Set exercise
Please output every line of the material as it stands, without the pictures.

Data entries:

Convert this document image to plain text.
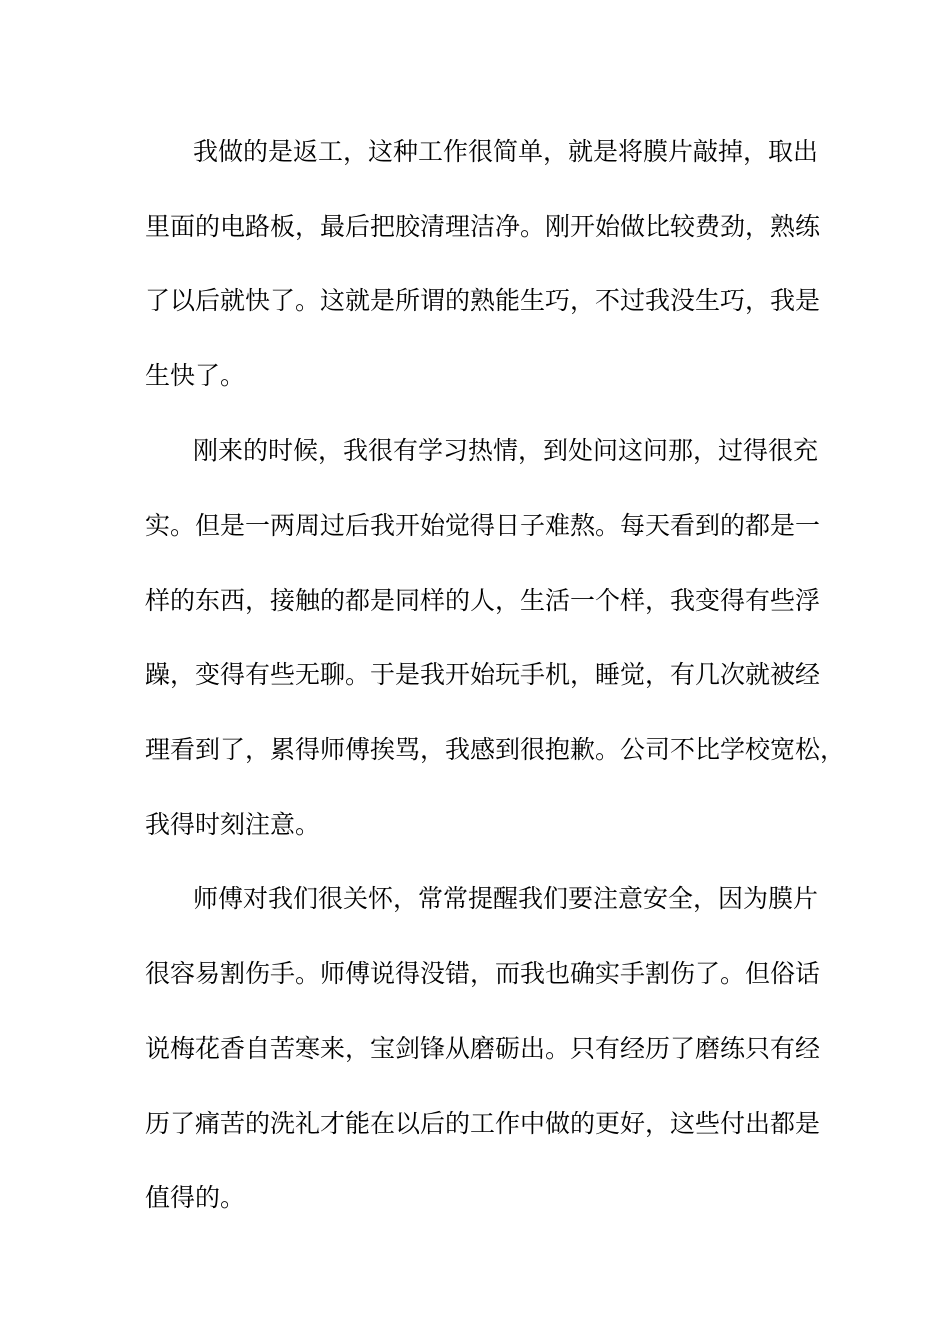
我做的是返工，这种工作很简单，就是将膜片敲掉，取出
里面的电路板，最后把胶清理洁净。刚开始做比较费劲，熟练
了以后就快了。这就是所谓的熟能生巧，不过我没生巧，我是
生快了。
刚来的时候，我很有学习热情，到处问这问那，过得很充
实。但是一两周过后我开始觉得日子难熬。每天看到的都是一
样的东西，接触的都是同样的人，生活一个样，我变得有些浮
躁，变得有些无聊。于是我开始玩手机，睡觉，有几次就被经
理看到了，累得师傅挨骂，我感到很抱歉。公司不比学校宽松，
我得时刻注意。
师傅对我们很关怀，常常提醒我们要注意安全，因为膜片
很容易割伤手。师傅说得没错，而我也确实手割伤了。但俗话
说梅花香自苦寒来，宝剑锋从磨砺出。只有经历了磨练只有经
历了痛苦的洗礼才能在以后的工作中做的更好，这些付出都是
值得的。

Exercise response
Convert this document image to plain text.
我做的是返工，这种工作很简单，就是将膜片敲掉，取出
里面的电路板，最后把胶清理洁净。刚开始做比较费劲，熟练
了以后就快了。这就是所谓的熟能生巧，不过我没生巧，我是
生快了。
刚来的时候，我很有学习热情，到处问这问那，过得很充
实。但是一两周过后我开始觉得日子难熬。每天看到的都是一
样的东西，接触的都是同样的人，生活一个样，我变得有些浮
躁，变得有些无聊。于是我开始玩手机，睡觉，有几次就被经
理看到了，累得师傅挨骂，我感到很抱歉。公司不比学校宽松，
我得时刻注意。
师傅对我们很关怀，常常提醒我们要注意安全，因为膜片
很容易割伤手。师傅说得没错，而我也确实手割伤了。但俗话
说梅花香自苦寒来，宝剑锋从磨砺出。只有经历了磨练只有经
历了痛苦的洗礼才能在以后的工作中做的更好，这些付出都是
值得的。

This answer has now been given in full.